(DATASET EXTRACT)
START
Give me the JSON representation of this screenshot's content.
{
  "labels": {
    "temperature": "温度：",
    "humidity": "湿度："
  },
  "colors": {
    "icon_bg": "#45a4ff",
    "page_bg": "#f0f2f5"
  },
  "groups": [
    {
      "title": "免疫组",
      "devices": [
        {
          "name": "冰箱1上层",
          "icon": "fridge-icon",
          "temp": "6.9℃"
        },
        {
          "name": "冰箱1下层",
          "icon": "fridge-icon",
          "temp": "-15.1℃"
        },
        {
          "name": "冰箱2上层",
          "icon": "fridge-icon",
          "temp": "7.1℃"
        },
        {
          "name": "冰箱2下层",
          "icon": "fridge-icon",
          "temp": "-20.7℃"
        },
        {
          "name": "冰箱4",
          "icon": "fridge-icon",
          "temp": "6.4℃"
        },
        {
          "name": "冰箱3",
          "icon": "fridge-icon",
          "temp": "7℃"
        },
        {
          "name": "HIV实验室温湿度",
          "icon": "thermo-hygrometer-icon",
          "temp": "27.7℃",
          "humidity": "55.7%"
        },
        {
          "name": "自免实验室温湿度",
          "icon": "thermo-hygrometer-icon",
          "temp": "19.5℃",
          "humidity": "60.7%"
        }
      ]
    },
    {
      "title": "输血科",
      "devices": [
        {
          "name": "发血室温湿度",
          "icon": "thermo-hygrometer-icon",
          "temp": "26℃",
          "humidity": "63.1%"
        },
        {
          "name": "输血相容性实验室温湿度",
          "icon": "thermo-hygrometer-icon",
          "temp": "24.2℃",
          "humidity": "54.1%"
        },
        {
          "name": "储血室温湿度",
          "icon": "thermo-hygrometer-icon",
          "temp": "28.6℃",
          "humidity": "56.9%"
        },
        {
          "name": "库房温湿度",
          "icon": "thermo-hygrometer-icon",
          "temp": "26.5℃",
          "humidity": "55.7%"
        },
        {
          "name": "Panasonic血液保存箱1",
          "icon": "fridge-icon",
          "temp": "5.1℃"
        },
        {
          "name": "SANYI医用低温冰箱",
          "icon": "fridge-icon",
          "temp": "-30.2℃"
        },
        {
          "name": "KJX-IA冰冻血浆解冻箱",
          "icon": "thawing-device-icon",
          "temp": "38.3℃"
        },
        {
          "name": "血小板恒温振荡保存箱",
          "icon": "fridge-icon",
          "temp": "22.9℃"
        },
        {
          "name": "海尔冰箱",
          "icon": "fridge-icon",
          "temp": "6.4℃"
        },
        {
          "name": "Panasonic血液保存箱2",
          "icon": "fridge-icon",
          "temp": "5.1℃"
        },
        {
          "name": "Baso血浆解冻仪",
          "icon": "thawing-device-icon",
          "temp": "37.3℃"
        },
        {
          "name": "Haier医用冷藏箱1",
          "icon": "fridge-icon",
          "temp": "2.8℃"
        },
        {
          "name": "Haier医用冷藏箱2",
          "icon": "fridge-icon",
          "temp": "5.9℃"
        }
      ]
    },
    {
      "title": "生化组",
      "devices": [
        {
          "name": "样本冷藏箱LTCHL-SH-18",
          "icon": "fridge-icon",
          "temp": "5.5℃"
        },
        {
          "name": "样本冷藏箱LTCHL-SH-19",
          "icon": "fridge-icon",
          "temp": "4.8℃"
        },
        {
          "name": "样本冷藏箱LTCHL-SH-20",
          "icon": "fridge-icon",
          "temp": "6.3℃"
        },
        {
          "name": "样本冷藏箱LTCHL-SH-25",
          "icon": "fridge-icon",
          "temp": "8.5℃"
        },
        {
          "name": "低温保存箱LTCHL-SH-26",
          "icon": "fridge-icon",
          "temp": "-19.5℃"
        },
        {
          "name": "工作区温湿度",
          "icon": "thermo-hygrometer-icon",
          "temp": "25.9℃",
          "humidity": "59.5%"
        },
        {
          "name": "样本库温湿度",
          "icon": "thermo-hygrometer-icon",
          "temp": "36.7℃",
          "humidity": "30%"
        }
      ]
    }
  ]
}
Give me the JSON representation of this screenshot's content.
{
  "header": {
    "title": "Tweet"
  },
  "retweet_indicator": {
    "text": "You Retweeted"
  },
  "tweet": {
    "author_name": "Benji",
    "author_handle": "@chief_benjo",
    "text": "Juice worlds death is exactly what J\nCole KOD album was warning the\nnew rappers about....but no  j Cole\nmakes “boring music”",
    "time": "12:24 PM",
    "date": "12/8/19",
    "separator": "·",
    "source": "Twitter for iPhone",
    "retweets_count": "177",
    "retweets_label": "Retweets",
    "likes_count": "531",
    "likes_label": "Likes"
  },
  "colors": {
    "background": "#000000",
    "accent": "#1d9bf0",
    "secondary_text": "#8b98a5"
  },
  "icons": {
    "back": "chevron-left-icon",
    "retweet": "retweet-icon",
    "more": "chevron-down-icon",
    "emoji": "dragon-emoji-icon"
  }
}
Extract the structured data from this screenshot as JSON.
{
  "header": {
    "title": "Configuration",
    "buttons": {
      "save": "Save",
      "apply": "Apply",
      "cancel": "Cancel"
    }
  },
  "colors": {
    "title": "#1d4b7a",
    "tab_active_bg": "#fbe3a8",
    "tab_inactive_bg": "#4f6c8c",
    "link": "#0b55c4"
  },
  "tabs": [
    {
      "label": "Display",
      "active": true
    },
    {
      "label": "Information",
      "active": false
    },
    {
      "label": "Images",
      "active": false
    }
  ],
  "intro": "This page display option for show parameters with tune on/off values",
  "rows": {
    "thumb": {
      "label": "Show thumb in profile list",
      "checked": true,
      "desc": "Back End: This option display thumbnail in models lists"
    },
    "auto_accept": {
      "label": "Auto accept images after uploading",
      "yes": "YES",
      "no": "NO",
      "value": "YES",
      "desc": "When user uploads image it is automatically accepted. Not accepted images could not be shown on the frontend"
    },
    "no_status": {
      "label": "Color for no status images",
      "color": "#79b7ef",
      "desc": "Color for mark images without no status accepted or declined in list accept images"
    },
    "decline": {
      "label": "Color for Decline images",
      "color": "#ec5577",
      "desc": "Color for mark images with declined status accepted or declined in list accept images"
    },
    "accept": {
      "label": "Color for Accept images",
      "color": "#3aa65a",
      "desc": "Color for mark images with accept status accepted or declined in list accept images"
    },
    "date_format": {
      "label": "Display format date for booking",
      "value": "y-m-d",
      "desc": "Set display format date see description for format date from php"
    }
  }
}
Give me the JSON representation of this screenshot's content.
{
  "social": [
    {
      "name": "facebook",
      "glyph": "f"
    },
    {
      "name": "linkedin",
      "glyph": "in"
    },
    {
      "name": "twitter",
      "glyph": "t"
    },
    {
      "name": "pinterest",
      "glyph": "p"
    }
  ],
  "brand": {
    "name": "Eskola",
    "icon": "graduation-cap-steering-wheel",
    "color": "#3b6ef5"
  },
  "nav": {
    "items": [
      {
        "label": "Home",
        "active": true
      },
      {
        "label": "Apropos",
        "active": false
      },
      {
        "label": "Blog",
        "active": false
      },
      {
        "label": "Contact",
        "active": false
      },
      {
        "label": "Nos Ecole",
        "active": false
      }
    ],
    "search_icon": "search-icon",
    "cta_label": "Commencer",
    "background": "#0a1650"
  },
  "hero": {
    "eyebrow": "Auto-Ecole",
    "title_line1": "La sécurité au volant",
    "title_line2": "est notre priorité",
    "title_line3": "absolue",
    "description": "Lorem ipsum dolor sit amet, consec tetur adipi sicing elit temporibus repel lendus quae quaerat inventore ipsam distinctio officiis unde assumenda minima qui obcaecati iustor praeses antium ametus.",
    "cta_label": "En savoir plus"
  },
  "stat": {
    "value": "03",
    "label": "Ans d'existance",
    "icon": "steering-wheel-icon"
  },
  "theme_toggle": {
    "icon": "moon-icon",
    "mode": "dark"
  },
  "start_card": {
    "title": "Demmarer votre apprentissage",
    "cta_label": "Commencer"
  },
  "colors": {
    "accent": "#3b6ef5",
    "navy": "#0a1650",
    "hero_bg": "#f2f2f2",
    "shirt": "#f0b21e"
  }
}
END
Reproduce each line from the records that contains the word "option".

  "intro": "This page display option for show parameters with tune on/off values",
      "desc": "Back End: This option display thumbnail in models lists"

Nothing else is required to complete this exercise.